Written exercise » Every record below should be printed exactly as it appears.

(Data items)
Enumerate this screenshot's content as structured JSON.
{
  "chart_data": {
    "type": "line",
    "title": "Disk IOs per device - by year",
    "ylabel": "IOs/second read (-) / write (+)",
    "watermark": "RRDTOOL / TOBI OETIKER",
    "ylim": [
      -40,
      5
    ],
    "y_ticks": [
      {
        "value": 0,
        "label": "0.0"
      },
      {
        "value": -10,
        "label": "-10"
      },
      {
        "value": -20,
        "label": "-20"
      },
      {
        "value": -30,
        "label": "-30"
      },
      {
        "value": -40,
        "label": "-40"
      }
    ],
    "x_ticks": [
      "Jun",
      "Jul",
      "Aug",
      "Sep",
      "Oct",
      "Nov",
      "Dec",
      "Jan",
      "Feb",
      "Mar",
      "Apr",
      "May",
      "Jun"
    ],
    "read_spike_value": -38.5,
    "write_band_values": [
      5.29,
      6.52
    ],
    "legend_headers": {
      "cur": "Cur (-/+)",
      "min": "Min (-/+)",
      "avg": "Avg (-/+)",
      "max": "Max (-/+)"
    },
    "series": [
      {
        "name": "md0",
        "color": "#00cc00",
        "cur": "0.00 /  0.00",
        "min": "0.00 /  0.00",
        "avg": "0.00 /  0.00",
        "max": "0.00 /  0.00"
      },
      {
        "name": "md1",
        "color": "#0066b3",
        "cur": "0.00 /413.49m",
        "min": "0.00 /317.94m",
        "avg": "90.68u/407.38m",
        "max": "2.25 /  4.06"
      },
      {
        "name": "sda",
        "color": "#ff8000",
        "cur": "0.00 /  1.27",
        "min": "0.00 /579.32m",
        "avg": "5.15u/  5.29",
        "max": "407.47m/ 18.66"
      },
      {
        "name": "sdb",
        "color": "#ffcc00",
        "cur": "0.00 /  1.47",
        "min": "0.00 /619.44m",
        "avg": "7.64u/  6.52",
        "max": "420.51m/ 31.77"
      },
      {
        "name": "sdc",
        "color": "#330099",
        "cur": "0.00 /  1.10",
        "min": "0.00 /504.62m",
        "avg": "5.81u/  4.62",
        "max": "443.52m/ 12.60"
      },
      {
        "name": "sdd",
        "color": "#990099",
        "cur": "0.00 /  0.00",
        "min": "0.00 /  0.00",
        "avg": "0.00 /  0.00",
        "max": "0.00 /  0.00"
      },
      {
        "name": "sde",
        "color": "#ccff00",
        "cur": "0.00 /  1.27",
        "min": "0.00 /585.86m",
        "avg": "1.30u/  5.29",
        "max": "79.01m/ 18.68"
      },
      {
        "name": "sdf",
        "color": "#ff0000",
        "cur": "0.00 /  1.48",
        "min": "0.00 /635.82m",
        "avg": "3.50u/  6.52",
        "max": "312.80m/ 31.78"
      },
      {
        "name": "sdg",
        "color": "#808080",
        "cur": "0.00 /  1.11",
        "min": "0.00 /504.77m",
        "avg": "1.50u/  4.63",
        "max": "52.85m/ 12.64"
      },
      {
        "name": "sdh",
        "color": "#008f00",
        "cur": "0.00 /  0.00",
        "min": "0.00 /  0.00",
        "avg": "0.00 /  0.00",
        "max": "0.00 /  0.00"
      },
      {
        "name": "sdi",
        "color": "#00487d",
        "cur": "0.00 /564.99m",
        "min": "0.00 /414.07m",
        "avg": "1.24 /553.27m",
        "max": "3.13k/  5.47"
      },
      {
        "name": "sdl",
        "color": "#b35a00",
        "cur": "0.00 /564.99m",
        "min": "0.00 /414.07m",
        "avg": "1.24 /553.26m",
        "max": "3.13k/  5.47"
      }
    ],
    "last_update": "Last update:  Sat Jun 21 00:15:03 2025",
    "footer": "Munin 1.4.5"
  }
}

Exercise output »
Enumerate this screenshot's content as structured JSON.
{
  "chart_data": {
    "type": "line",
    "title": "Disk IOs per device - by year",
    "ylabel": "IOs/second read (-) / write (+)",
    "watermark": "RRDTOOL / TOBI OETIKER",
    "ylim": [
      -40,
      5
    ],
    "y_ticks": [
      {
        "value": 0,
        "label": "0.0"
      },
      {
        "value": -10,
        "label": "-10"
      },
      {
        "value": -20,
        "label": "-20"
      },
      {
        "value": -30,
        "label": "-30"
      },
      {
        "value": -40,
        "label": "-40"
      }
    ],
    "x_ticks": [
      "Jun",
      "Jul",
      "Aug",
      "Sep",
      "Oct",
      "Nov",
      "Dec",
      "Jan",
      "Feb",
      "Mar",
      "Apr",
      "May",
      "Jun"
    ],
    "read_spike_value": -38.5,
    "write_band_values": [
      5.29,
      6.52
    ],
    "legend_headers": {
      "cur": "Cur (-/+)",
      "min": "Min (-/+)",
      "avg": "Avg (-/+)",
      "max": "Max (-/+)"
    },
    "series": [
      {
        "name": "md0",
        "color": "#00cc00",
        "cur": "0.00 /  0.00",
        "min": "0.00 /  0.00",
        "avg": "0.00 /  0.00",
        "max": "0.00 /  0.00"
      },
      {
        "name": "md1",
        "color": "#0066b3",
        "cur": "0.00 /413.49m",
        "min": "0.00 /317.94m",
        "avg": "90.68u/407.38m",
        "max": "2.25 /  4.06"
      },
      {
        "name": "sda",
        "color": "#ff8000",
        "cur": "0.00 /  1.27",
        "min": "0.00 /579.32m",
        "avg": "5.15u/  5.29",
        "max": "407.47m/ 18.66"
      },
      {
        "name": "sdb",
        "color": "#ffcc00",
        "cur": "0.00 /  1.47",
        "min": "0.00 /619.44m",
        "avg": "7.64u/  6.52",
        "max": "420.51m/ 31.77"
      },
      {
        "name": "sdc",
        "color": "#330099",
        "cur": "0.00 /  1.10",
        "min": "0.00 /504.62m",
        "avg": "5.81u/  4.62",
        "max": "443.52m/ 12.60"
      },
      {
        "name": "sdd",
        "color": "#990099",
        "cur": "0.00 /  0.00",
        "min": "0.00 /  0.00",
        "avg": "0.00 /  0.00",
        "max": "0.00 /  0.00"
      },
      {
        "name": "sde",
        "color": "#ccff00",
        "cur": "0.00 /  1.27",
        "min": "0.00 /585.86m",
        "avg": "1.30u/  5.29",
        "max": "79.01m/ 18.68"
      },
      {
        "name": "sdf",
        "color": "#ff0000",
        "cur": "0.00 /  1.48",
        "min": "0.00 /635.82m",
        "avg": "3.50u/  6.52",
        "max": "312.80m/ 31.78"
      },
      {
        "name": "sdg",
        "color": "#808080",
        "cur": "0.00 /  1.11",
        "min": "0.00 /504.77m",
        "avg": "1.50u/  4.63",
        "max": "52.85m/ 12.64"
      },
      {
        "name": "sdh",
        "color": "#008f00",
        "cur": "0.00 /  0.00",
        "min": "0.00 /  0.00",
        "avg": "0.00 /  0.00",
        "max": "0.00 /  0.00"
      },
      {
        "name": "sdi",
        "color": "#00487d",
        "cur": "0.00 /564.99m",
        "min": "0.00 /414.07m",
        "avg": "1.24 /553.27m",
        "max": "3.13k/  5.47"
      },
      {
        "name": "sdl",
        "color": "#b35a00",
        "cur": "0.00 /564.99m",
        "min": "0.00 /414.07m",
        "avg": "1.24 /553.26m",
        "max": "3.13k/  5.47"
      }
    ],
    "last_update": "Last update:  Sat Jun 21 00:15:03 2025",
    "footer": "Munin 1.4.5"
  }
}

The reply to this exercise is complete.